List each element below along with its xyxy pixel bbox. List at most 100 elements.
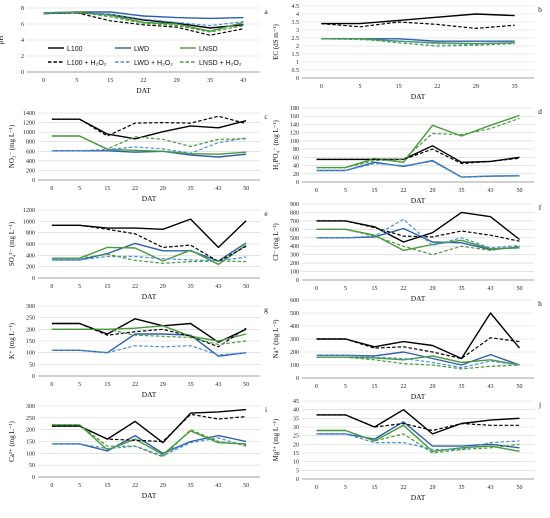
******************************
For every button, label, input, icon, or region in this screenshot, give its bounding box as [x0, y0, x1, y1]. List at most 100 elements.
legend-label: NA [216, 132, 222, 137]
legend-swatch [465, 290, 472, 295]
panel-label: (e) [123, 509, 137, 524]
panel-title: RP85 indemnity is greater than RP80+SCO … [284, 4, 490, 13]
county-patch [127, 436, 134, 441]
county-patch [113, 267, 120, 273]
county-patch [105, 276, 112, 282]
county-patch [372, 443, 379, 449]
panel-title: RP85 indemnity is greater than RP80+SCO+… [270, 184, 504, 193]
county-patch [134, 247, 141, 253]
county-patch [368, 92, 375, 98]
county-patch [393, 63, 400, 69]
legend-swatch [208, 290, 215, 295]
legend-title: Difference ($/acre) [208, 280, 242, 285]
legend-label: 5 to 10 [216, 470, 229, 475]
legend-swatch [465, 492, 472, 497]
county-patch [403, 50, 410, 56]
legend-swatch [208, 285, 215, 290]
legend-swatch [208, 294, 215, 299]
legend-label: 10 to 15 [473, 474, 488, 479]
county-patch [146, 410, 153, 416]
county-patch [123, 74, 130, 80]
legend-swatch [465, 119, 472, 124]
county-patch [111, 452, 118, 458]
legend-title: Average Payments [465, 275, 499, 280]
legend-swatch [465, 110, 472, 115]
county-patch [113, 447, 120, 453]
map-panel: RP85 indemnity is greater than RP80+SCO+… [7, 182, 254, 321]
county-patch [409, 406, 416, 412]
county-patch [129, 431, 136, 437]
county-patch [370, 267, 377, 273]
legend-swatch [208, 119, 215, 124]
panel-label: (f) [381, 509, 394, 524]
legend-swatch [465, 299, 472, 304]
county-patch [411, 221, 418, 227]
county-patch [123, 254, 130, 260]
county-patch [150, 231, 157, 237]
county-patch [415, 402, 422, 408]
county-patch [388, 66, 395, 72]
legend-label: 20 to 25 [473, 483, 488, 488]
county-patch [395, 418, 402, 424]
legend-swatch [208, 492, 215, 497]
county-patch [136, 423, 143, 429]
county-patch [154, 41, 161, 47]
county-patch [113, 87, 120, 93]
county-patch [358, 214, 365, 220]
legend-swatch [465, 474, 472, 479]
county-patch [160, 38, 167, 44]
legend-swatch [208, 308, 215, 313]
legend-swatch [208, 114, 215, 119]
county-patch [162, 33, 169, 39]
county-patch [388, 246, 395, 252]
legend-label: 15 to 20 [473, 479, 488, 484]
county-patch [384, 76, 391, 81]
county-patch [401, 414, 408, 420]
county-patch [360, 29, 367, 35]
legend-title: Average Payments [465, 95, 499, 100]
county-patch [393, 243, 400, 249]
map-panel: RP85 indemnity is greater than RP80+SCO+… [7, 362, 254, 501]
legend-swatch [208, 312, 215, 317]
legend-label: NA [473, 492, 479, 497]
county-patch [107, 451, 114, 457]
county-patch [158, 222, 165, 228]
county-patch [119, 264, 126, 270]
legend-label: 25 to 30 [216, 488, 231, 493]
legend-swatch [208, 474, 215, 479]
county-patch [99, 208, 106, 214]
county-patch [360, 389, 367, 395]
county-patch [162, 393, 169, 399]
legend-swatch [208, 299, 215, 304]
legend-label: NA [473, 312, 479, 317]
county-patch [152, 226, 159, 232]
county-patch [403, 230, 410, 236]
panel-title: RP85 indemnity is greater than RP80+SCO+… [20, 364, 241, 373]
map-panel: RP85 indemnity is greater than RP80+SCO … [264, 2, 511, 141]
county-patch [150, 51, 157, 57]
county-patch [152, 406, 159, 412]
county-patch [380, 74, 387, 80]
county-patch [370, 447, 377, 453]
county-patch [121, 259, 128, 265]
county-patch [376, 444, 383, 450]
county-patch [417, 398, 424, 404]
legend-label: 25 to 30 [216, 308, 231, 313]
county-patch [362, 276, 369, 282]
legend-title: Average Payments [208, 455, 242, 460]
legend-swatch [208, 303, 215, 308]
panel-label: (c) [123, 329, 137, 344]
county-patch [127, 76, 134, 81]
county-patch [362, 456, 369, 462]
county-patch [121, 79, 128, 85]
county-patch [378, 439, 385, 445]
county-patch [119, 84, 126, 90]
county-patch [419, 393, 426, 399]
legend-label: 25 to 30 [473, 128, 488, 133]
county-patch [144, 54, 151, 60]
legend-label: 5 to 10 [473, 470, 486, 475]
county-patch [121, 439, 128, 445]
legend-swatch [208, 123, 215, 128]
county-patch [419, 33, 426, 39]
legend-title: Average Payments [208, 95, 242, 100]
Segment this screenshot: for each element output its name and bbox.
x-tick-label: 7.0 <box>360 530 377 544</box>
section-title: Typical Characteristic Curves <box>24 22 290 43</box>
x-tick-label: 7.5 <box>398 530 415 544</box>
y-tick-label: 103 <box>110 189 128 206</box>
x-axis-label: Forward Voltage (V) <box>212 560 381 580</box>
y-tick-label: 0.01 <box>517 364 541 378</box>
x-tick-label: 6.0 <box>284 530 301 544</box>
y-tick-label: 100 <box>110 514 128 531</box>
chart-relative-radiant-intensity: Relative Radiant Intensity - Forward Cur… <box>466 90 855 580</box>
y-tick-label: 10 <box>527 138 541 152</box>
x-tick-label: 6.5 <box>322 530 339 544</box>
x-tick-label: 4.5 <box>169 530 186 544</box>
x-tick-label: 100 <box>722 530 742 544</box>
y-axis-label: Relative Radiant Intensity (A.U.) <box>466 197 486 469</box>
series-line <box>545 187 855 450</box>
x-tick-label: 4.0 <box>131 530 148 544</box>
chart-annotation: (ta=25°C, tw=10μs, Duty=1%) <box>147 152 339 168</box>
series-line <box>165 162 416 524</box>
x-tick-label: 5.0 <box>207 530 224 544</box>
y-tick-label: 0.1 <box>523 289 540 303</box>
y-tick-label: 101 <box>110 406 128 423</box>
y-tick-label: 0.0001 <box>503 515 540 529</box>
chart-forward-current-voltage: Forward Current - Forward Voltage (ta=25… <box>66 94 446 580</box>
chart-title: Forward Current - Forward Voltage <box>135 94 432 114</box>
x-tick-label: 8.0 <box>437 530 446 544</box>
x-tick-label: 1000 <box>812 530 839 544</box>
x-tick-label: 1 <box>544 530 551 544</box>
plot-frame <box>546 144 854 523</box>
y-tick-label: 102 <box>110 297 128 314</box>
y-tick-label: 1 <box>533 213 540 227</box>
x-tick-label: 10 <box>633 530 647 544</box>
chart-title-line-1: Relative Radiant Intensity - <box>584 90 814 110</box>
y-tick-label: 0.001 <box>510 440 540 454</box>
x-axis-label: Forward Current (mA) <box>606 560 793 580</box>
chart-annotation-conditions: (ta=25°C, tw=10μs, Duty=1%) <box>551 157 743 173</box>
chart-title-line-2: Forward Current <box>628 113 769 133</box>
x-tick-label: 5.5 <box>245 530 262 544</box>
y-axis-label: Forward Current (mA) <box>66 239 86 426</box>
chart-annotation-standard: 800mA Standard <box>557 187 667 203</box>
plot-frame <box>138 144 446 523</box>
******************************
▸ **What this task involves**
Rewrite the stretch of the records from the line containing "For every button, label, input, icon, or" through the line containing "county-patch [393, 63, 400, 69]", putting "payout" in place of "indemnity" and leaving everything else as it is.

▸ **Reply**
For every button, label, input, icon, or region in this screenshot, give its bounding box as [x0, y0, x1, y1]. List at most 100 elements.
legend-label: NA [216, 132, 222, 137]
legend-swatch [465, 290, 472, 295]
panel-label: (e) [123, 509, 137, 524]
panel-title: RP85 payout is greater than RP80+SCO … [284, 4, 490, 13]
county-patch [127, 436, 134, 441]
county-patch [113, 267, 120, 273]
county-patch [105, 276, 112, 282]
county-patch [372, 443, 379, 449]
panel-title: RP85 payout is greater than RP80+SCO+… [270, 184, 504, 193]
county-patch [134, 247, 141, 253]
county-patch [368, 92, 375, 98]
county-patch [393, 63, 400, 69]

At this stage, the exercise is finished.